Exercise details:
Report how many lines of the records below include the word "supplies". Give nothing but the number.

Recorded data:

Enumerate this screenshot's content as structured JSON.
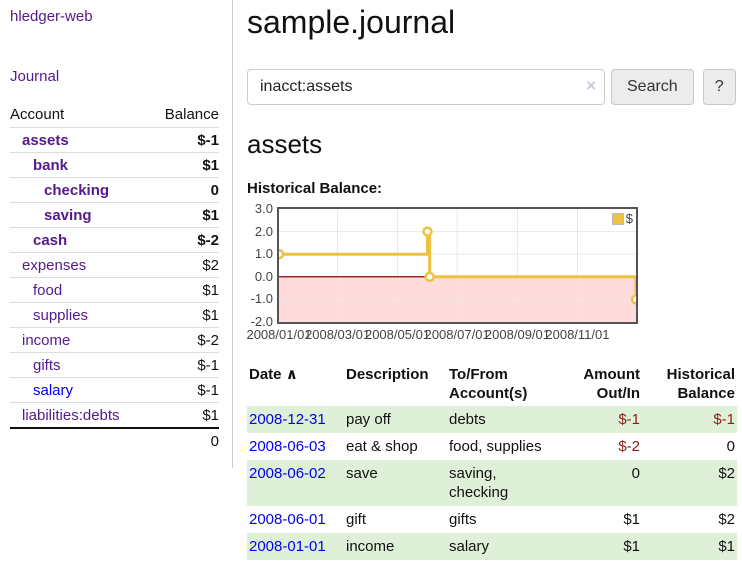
{
  "colors": {
    "link_purple": "#551a8b",
    "link_blue": "#0000ee",
    "negative_strong": "#8b1d1d",
    "negative_soft": "#c07272",
    "row_stripe_green": "#dff0d8",
    "series_yellow": "#edc240"
  },
  "sidebar": {
    "brand": "hledger-web",
    "journal_link": "Journal",
    "accounts_table": {
      "headers": [
        "Account",
        "Balance"
      ],
      "rows": [
        {
          "name": "assets",
          "depth": 1,
          "bold": true,
          "balance": "$-1",
          "neg": "neg-strong",
          "link": "purple"
        },
        {
          "name": "bank",
          "depth": 2,
          "bold": true,
          "balance": "$1",
          "neg": null,
          "link": "purple"
        },
        {
          "name": "checking",
          "depth": 3,
          "bold": true,
          "balance": "0",
          "neg": null,
          "link": "purple"
        },
        {
          "name": "saving",
          "depth": 3,
          "bold": true,
          "balance": "$1",
          "neg": null,
          "link": "purple"
        },
        {
          "name": "cash",
          "depth": 2,
          "bold": true,
          "balance": "$-2",
          "neg": "neg-strong",
          "link": "purple"
        },
        {
          "name": "expenses",
          "depth": 1,
          "bold": false,
          "balance": "$2",
          "neg": null,
          "link": "purple"
        },
        {
          "name": "food",
          "depth": 2,
          "bold": false,
          "balance": "$1",
          "neg": null,
          "link": "purple"
        },
        {
          "name": "supplies",
          "depth": 2,
          "bold": false,
          "balance": "$1",
          "neg": null,
          "link": "purple"
        },
        {
          "name": "income",
          "depth": 1,
          "bold": false,
          "balance": "$-2",
          "neg": "neg-soft",
          "link": "purple"
        },
        {
          "name": "gifts",
          "depth": 2,
          "bold": false,
          "balance": "$-1",
          "neg": "neg-soft",
          "link": "purple"
        },
        {
          "name": "salary",
          "depth": 2,
          "bold": false,
          "balance": "$-1",
          "neg": "neg-soft",
          "link": "blue"
        },
        {
          "name": "liabilities:debts",
          "depth": 1,
          "bold": false,
          "balance": "$1",
          "neg": null,
          "link": "purple"
        }
      ],
      "total": "0"
    }
  },
  "main": {
    "title": "sample.journal",
    "search": {
      "value": "inacct:assets",
      "clear_icon": "×",
      "search_button": "Search",
      "help_button": "?"
    },
    "account_heading": "assets",
    "chart_heading": "Historical Balance:"
  },
  "chart_data": {
    "type": "line",
    "title": "Historical Balance",
    "step": true,
    "grid": true,
    "legend_label": "$",
    "legend_position": "top-right",
    "ylim": [
      -2,
      3
    ],
    "yticks": [
      {
        "v": 3,
        "label": "3.0"
      },
      {
        "v": 2,
        "label": "2.0"
      },
      {
        "v": 1,
        "label": "1.0"
      },
      {
        "v": 0,
        "label": "0.0"
      },
      {
        "v": -1,
        "label": "-1.0"
      },
      {
        "v": -2,
        "label": "-2.0"
      }
    ],
    "xticks": [
      {
        "xf": 0.0,
        "label": "2008/01/01"
      },
      {
        "xf": 0.164,
        "label": "2008/03/01"
      },
      {
        "xf": 0.332,
        "label": "2008/05/01"
      },
      {
        "xf": 0.499,
        "label": "2008/07/01"
      },
      {
        "xf": 0.668,
        "label": "2008/09/01"
      },
      {
        "xf": 0.836,
        "label": "2008/11/01"
      }
    ],
    "series": [
      {
        "name": "$",
        "color": "#edc240",
        "points": [
          {
            "date": "2008-01-01",
            "xf": 0.0,
            "y": 1
          },
          {
            "date": "2008-06-01",
            "xf": 0.416,
            "y": 2
          },
          {
            "date": "2008-06-03",
            "xf": 0.422,
            "y": 0
          },
          {
            "date": "2008-12-31",
            "xf": 1.0,
            "y": -1
          }
        ]
      }
    ],
    "style": {
      "negative_region_fill": "#ffdbdb",
      "zero_line": "#9a2626",
      "grid_color": "#e8e8e8",
      "plot_border": "#545454"
    }
  },
  "register": {
    "headers": {
      "date": "Date",
      "sort_arrow": "∧",
      "description": "Description",
      "accounts": "To/From\nAccount(s)",
      "amount": "Amount\nOut/In",
      "balance": "Historical\nBalance"
    },
    "rows": [
      {
        "date": "2008-12-31",
        "description": "pay off",
        "accounts": "debts",
        "amount": "$-1",
        "amount_neg": true,
        "balance": "$-1",
        "balance_neg": true,
        "shaded": true
      },
      {
        "date": "2008-06-03",
        "description": "eat & shop",
        "accounts": "food, supplies",
        "amount": "$-2",
        "amount_neg": true,
        "balance": "0",
        "balance_neg": false,
        "shaded": false
      },
      {
        "date": "2008-06-02",
        "description": "save",
        "accounts": "saving,\nchecking",
        "amount": "0",
        "amount_neg": false,
        "balance": "$2",
        "balance_neg": false,
        "shaded": true
      },
      {
        "date": "2008-06-01",
        "description": "gift",
        "accounts": "gifts",
        "amount": "$1",
        "amount_neg": false,
        "balance": "$2",
        "balance_neg": false,
        "shaded": false
      },
      {
        "date": "2008-01-01",
        "description": "income",
        "accounts": "salary",
        "amount": "$1",
        "amount_neg": false,
        "balance": "$1",
        "balance_neg": false,
        "shaded": true
      }
    ]
  }
}
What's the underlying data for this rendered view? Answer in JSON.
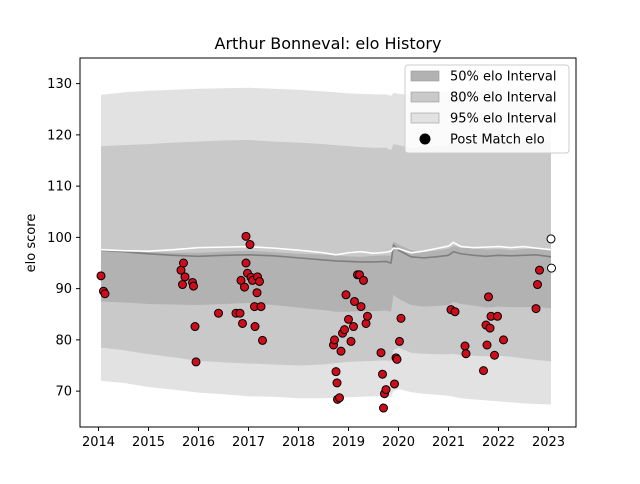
{
  "chart_data": {
    "type": "scatter",
    "title": "Arthur Bonneval: elo History",
    "xlabel": "",
    "ylabel": "elo score",
    "xlim": [
      2013.63,
      2023.55
    ],
    "ylim": [
      63,
      135
    ],
    "x_ticks": [
      2014,
      2015,
      2016,
      2017,
      2018,
      2019,
      2020,
      2021,
      2022,
      2023
    ],
    "y_ticks": [
      70,
      80,
      90,
      100,
      110,
      120,
      130
    ],
    "legend_position": "upper right",
    "grid": false,
    "colors": {
      "band50": "#b2b2b2",
      "band80": "#c9c9c9",
      "band95": "#e2e2e2",
      "pre_line": "#7f7f7f",
      "post_line": "#ffffff",
      "points": "#cc0e1b",
      "future_points": "#ffffff"
    },
    "legend": [
      {
        "label": "50% elo Interval",
        "kind": "band",
        "color_key": "band50"
      },
      {
        "label": "80% elo Interval",
        "kind": "band",
        "color_key": "band80"
      },
      {
        "label": "95% elo Interval",
        "kind": "band",
        "color_key": "band95"
      },
      {
        "label": "Post Match elo",
        "kind": "marker",
        "color_key": "points"
      }
    ],
    "line_x": [
      2014.05,
      2014.5,
      2015.0,
      2015.5,
      2016.0,
      2016.5,
      2017.0,
      2017.5,
      2018.0,
      2018.5,
      2018.75,
      2019.0,
      2019.25,
      2019.5,
      2019.75,
      2019.85,
      2019.9,
      2020.0,
      2020.25,
      2020.5,
      2020.75,
      2021.0,
      2021.1,
      2021.25,
      2021.5,
      2021.75,
      2022.0,
      2022.25,
      2022.5,
      2022.75,
      2023.05
    ],
    "pre_elo": [
      97.5,
      97.2,
      96.8,
      96.5,
      96.3,
      96.5,
      96.6,
      96.4,
      96.0,
      95.6,
      95.4,
      95.3,
      95.2,
      95.2,
      95.3,
      95.0,
      98.5,
      97.5,
      96.2,
      96.0,
      96.2,
      96.5,
      97.2,
      96.8,
      96.5,
      96.3,
      96.5,
      96.4,
      96.5,
      96.6,
      96.2
    ],
    "post_elo": [
      97.6,
      97.4,
      97.3,
      97.6,
      98.0,
      98.1,
      98.2,
      97.9,
      97.5,
      97.0,
      96.6,
      97.0,
      97.2,
      96.9,
      97.1,
      97.3,
      97.9,
      97.8,
      97.0,
      97.3,
      97.8,
      98.3,
      99.0,
      98.2,
      98.0,
      98.1,
      98.2,
      98.0,
      98.2,
      97.9,
      97.6
    ],
    "band50_upper": [
      97.7,
      97.4,
      97.2,
      97.0,
      97.0,
      97.2,
      97.4,
      97.1,
      96.8,
      96.6,
      96.5,
      96.3,
      96.2,
      96.4,
      96.5,
      96.4,
      99.2,
      98.6,
      97.5,
      97.2,
      97.4,
      97.8,
      98.3,
      98.0,
      97.8,
      97.6,
      97.7,
      97.5,
      97.7,
      97.8,
      97.5
    ],
    "band50_lower": [
      87.5,
      87.3,
      87.0,
      86.9,
      86.8,
      87.0,
      87.2,
      86.8,
      86.3,
      85.8,
      85.5,
      85.5,
      85.6,
      85.6,
      85.7,
      85.5,
      88.8,
      88.0,
      86.8,
      86.5,
      86.6,
      86.8,
      87.4,
      87.0,
      86.7,
      86.3,
      86.5,
      86.4,
      86.4,
      86.4,
      86.2
    ],
    "band80_upper": [
      117.8,
      118.0,
      118.2,
      118.5,
      118.7,
      118.9,
      119.0,
      118.7,
      118.5,
      118.2,
      118.0,
      117.8,
      117.6,
      117.5,
      117.5,
      117.0,
      118.2,
      118.0,
      117.5,
      117.6,
      117.8,
      118.1,
      118.5,
      118.2,
      118.3,
      118.5,
      118.6,
      118.7,
      118.8,
      119.0,
      118.8
    ],
    "band80_lower": [
      78.5,
      78.0,
      77.2,
      76.6,
      75.9,
      75.6,
      75.4,
      75.2,
      75.0,
      75.2,
      75.5,
      75.7,
      75.8,
      75.9,
      76.0,
      75.9,
      78.0,
      78.5,
      77.5,
      77.3,
      77.2,
      77.2,
      77.3,
      77.0,
      76.9,
      76.8,
      76.9,
      76.7,
      76.4,
      76.1,
      75.8
    ],
    "band95_upper": [
      127.8,
      128.3,
      128.6,
      128.8,
      129.0,
      129.1,
      129.2,
      129.0,
      128.8,
      128.5,
      128.3,
      128.1,
      128.0,
      127.9,
      127.9,
      127.6,
      128.2,
      128.0,
      127.8,
      127.9,
      128.1,
      128.4,
      128.7,
      128.5,
      128.6,
      128.7,
      128.8,
      128.9,
      129.0,
      129.2,
      129.0
    ],
    "band95_lower": [
      72.0,
      71.6,
      70.8,
      70.3,
      69.7,
      69.4,
      69.0,
      68.9,
      68.6,
      68.6,
      68.7,
      68.8,
      68.9,
      69.0,
      69.0,
      68.9,
      70.0,
      70.4,
      69.8,
      69.5,
      69.3,
      69.1,
      68.9,
      68.6,
      68.4,
      68.2,
      68.0,
      67.8,
      67.6,
      67.5,
      67.4
    ],
    "points": [
      {
        "x": 2014.05,
        "y": 92.5
      },
      {
        "x": 2014.1,
        "y": 89.5
      },
      {
        "x": 2014.13,
        "y": 89.0
      },
      {
        "x": 2015.65,
        "y": 93.6
      },
      {
        "x": 2015.68,
        "y": 90.8
      },
      {
        "x": 2015.7,
        "y": 95.0
      },
      {
        "x": 2015.73,
        "y": 92.3
      },
      {
        "x": 2015.88,
        "y": 91.2
      },
      {
        "x": 2015.9,
        "y": 90.5
      },
      {
        "x": 2015.93,
        "y": 82.6
      },
      {
        "x": 2015.95,
        "y": 75.7
      },
      {
        "x": 2016.4,
        "y": 85.2
      },
      {
        "x": 2016.75,
        "y": 85.2
      },
      {
        "x": 2016.83,
        "y": 85.2
      },
      {
        "x": 2016.85,
        "y": 91.6
      },
      {
        "x": 2016.88,
        "y": 83.2
      },
      {
        "x": 2016.92,
        "y": 90.3
      },
      {
        "x": 2016.95,
        "y": 95.0
      },
      {
        "x": 2016.95,
        "y": 100.2
      },
      {
        "x": 2016.98,
        "y": 93.0
      },
      {
        "x": 2017.03,
        "y": 98.6
      },
      {
        "x": 2017.05,
        "y": 92.2
      },
      {
        "x": 2017.08,
        "y": 91.6
      },
      {
        "x": 2017.12,
        "y": 86.5
      },
      {
        "x": 2017.13,
        "y": 82.6
      },
      {
        "x": 2017.17,
        "y": 89.2
      },
      {
        "x": 2017.18,
        "y": 92.3
      },
      {
        "x": 2017.22,
        "y": 91.4
      },
      {
        "x": 2017.25,
        "y": 86.5
      },
      {
        "x": 2017.28,
        "y": 79.9
      },
      {
        "x": 2018.7,
        "y": 79.0
      },
      {
        "x": 2018.72,
        "y": 80.0
      },
      {
        "x": 2018.75,
        "y": 73.8
      },
      {
        "x": 2018.77,
        "y": 71.6
      },
      {
        "x": 2018.78,
        "y": 68.4
      },
      {
        "x": 2018.82,
        "y": 68.7
      },
      {
        "x": 2018.85,
        "y": 77.8
      },
      {
        "x": 2018.88,
        "y": 81.3
      },
      {
        "x": 2018.92,
        "y": 82.0
      },
      {
        "x": 2018.95,
        "y": 88.8
      },
      {
        "x": 2019.0,
        "y": 84.0
      },
      {
        "x": 2019.05,
        "y": 79.7
      },
      {
        "x": 2019.1,
        "y": 82.6
      },
      {
        "x": 2019.12,
        "y": 87.5
      },
      {
        "x": 2019.18,
        "y": 92.7
      },
      {
        "x": 2019.22,
        "y": 92.7
      },
      {
        "x": 2019.25,
        "y": 86.5
      },
      {
        "x": 2019.3,
        "y": 91.6
      },
      {
        "x": 2019.35,
        "y": 83.2
      },
      {
        "x": 2019.38,
        "y": 84.6
      },
      {
        "x": 2019.65,
        "y": 77.5
      },
      {
        "x": 2019.68,
        "y": 73.3
      },
      {
        "x": 2019.7,
        "y": 66.7
      },
      {
        "x": 2019.72,
        "y": 69.5
      },
      {
        "x": 2019.75,
        "y": 70.3
      },
      {
        "x": 2019.92,
        "y": 71.4
      },
      {
        "x": 2019.95,
        "y": 76.5
      },
      {
        "x": 2019.97,
        "y": 76.2
      },
      {
        "x": 2020.02,
        "y": 79.7
      },
      {
        "x": 2020.05,
        "y": 84.2
      },
      {
        "x": 2021.05,
        "y": 85.9
      },
      {
        "x": 2021.13,
        "y": 85.5
      },
      {
        "x": 2021.33,
        "y": 78.8
      },
      {
        "x": 2021.35,
        "y": 77.3
      },
      {
        "x": 2021.7,
        "y": 74.0
      },
      {
        "x": 2021.75,
        "y": 82.9
      },
      {
        "x": 2021.77,
        "y": 79.0
      },
      {
        "x": 2021.8,
        "y": 88.4
      },
      {
        "x": 2021.83,
        "y": 82.3
      },
      {
        "x": 2021.85,
        "y": 84.6
      },
      {
        "x": 2021.92,
        "y": 77.0
      },
      {
        "x": 2021.98,
        "y": 84.6
      },
      {
        "x": 2022.1,
        "y": 80.0
      },
      {
        "x": 2022.75,
        "y": 86.1
      },
      {
        "x": 2022.78,
        "y": 90.8
      },
      {
        "x": 2022.82,
        "y": 93.6
      }
    ],
    "future_points": [
      {
        "x": 2023.05,
        "y": 99.7
      },
      {
        "x": 2023.06,
        "y": 94.0
      }
    ]
  }
}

Written reply:
2